Whenever a line below holds the word "density", count it; then give the total and nothing else.

Data entries for graphics:
====
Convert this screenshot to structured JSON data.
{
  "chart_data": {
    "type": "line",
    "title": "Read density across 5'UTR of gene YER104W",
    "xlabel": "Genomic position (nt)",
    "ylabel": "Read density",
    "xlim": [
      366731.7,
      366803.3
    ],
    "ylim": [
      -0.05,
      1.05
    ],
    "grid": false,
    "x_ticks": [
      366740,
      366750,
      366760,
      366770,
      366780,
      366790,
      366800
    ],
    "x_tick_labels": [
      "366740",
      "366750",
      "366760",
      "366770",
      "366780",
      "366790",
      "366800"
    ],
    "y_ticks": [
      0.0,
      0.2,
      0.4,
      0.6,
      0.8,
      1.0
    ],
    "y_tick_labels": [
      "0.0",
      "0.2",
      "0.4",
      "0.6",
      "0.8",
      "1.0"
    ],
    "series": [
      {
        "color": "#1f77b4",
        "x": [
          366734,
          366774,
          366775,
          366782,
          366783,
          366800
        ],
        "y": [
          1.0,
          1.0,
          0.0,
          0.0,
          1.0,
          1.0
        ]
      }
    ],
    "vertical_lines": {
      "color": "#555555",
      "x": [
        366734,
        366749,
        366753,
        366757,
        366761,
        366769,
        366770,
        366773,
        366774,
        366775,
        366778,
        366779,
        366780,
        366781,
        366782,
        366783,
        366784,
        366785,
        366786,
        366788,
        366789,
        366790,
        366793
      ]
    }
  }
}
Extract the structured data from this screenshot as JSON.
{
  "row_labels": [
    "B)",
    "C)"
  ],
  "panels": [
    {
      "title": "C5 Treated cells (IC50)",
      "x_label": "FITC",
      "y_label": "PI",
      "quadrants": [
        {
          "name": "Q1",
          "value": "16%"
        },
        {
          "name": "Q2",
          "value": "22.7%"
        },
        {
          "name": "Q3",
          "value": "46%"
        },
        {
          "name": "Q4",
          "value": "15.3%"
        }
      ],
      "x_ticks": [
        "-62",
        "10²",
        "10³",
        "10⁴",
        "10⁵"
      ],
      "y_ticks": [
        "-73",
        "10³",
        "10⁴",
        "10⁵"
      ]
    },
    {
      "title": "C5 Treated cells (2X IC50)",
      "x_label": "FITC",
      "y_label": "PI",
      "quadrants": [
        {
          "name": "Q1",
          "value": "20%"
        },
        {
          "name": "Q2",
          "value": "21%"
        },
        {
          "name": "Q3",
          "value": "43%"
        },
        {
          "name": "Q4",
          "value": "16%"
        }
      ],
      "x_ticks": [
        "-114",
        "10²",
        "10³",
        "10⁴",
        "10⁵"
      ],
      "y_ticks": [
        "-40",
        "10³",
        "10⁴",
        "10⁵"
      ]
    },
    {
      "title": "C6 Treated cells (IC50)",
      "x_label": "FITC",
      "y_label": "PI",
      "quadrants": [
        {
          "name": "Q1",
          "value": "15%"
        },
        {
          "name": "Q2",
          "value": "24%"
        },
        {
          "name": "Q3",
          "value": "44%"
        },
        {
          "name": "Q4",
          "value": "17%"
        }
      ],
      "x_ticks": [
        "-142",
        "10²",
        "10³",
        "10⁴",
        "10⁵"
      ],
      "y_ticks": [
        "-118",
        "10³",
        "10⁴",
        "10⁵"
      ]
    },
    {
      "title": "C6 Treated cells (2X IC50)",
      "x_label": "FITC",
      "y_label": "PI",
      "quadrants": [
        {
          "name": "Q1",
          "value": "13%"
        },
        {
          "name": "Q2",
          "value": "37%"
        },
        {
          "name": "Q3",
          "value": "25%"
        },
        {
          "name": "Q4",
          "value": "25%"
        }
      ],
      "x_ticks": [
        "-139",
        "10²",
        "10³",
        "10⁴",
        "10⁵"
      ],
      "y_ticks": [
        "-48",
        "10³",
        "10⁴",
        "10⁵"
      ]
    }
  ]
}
====
» THE COMPLETED TASK
2